### Dataset records

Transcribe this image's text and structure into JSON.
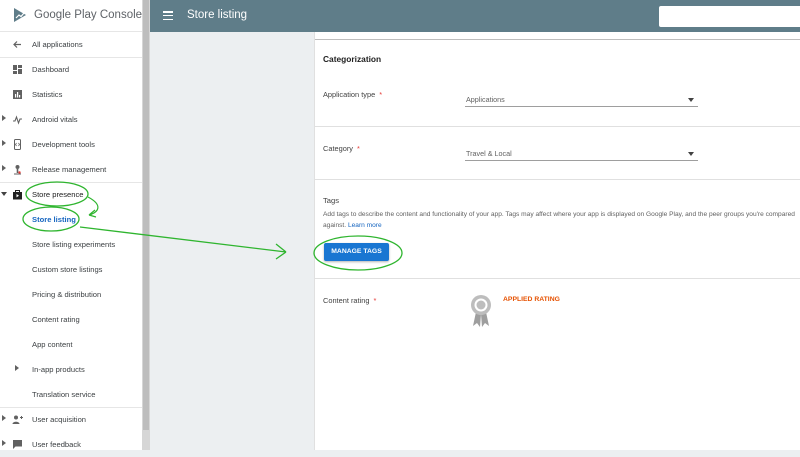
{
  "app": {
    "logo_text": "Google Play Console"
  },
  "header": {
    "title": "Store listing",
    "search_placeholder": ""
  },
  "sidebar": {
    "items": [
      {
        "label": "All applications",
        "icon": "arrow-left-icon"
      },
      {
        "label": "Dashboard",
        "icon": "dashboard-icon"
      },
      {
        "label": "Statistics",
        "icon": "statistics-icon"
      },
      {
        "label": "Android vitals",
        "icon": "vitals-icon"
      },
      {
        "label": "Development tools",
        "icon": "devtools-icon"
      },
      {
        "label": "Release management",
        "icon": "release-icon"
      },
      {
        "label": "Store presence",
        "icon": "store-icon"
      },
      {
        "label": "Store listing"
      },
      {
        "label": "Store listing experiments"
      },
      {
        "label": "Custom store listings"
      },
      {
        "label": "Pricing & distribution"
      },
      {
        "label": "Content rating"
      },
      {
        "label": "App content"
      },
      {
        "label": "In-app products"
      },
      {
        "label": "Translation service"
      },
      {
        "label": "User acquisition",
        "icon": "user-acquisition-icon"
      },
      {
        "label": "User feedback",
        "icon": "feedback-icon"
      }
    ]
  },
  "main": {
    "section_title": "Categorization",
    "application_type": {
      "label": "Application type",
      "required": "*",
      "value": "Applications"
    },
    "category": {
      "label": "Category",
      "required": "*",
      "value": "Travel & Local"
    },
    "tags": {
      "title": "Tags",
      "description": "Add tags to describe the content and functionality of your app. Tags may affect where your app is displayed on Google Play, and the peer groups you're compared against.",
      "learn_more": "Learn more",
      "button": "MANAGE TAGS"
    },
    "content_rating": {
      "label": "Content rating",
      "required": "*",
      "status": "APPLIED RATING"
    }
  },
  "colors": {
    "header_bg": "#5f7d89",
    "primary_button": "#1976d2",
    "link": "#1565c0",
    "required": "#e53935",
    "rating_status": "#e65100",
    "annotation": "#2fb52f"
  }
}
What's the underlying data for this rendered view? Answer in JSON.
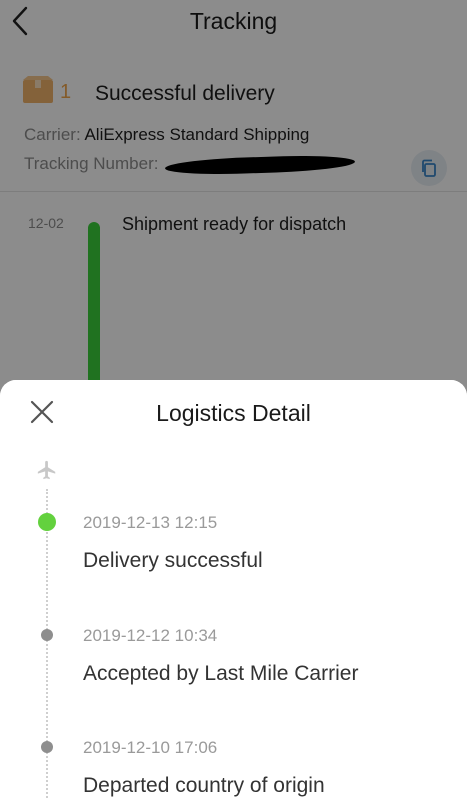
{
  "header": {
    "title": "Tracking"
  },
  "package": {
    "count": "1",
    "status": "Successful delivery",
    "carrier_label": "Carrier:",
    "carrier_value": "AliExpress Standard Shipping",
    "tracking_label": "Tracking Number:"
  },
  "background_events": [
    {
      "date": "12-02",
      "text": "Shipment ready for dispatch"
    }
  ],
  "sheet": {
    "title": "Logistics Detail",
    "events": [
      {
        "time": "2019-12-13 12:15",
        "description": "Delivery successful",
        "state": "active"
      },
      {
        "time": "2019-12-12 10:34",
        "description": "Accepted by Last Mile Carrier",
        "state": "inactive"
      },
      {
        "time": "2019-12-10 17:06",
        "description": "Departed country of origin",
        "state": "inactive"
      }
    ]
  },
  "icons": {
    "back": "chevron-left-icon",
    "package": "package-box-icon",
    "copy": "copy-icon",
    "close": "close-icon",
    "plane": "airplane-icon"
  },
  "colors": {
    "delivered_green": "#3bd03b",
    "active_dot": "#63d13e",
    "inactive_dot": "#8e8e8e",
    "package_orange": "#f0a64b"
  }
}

### Requirement
In the records above, locate the line containing "What's the underlying", then copy exactly that line and every line after it through the end, omitting pictures.

### Result
What's the underlying data for this rendered view? Answer in JSON.
{
  "header": {
    "title": "Tracking"
  },
  "package": {
    "count": "1",
    "status": "Successful delivery",
    "carrier_label": "Carrier:",
    "carrier_value": "AliExpress Standard Shipping",
    "tracking_label": "Tracking Number:"
  },
  "background_events": [
    {
      "date": "12-02",
      "text": "Shipment ready for dispatch"
    }
  ],
  "sheet": {
    "title": "Logistics Detail",
    "events": [
      {
        "time": "2019-12-13 12:15",
        "description": "Delivery successful",
        "state": "active"
      },
      {
        "time": "2019-12-12 10:34",
        "description": "Accepted by Last Mile Carrier",
        "state": "inactive"
      },
      {
        "time": "2019-12-10 17:06",
        "description": "Departed country of origin",
        "state": "inactive"
      }
    ]
  },
  "icons": {
    "back": "chevron-left-icon",
    "package": "package-box-icon",
    "copy": "copy-icon",
    "close": "close-icon",
    "plane": "airplane-icon"
  },
  "colors": {
    "delivered_green": "#3bd03b",
    "active_dot": "#63d13e",
    "inactive_dot": "#8e8e8e",
    "package_orange": "#f0a64b"
  }
}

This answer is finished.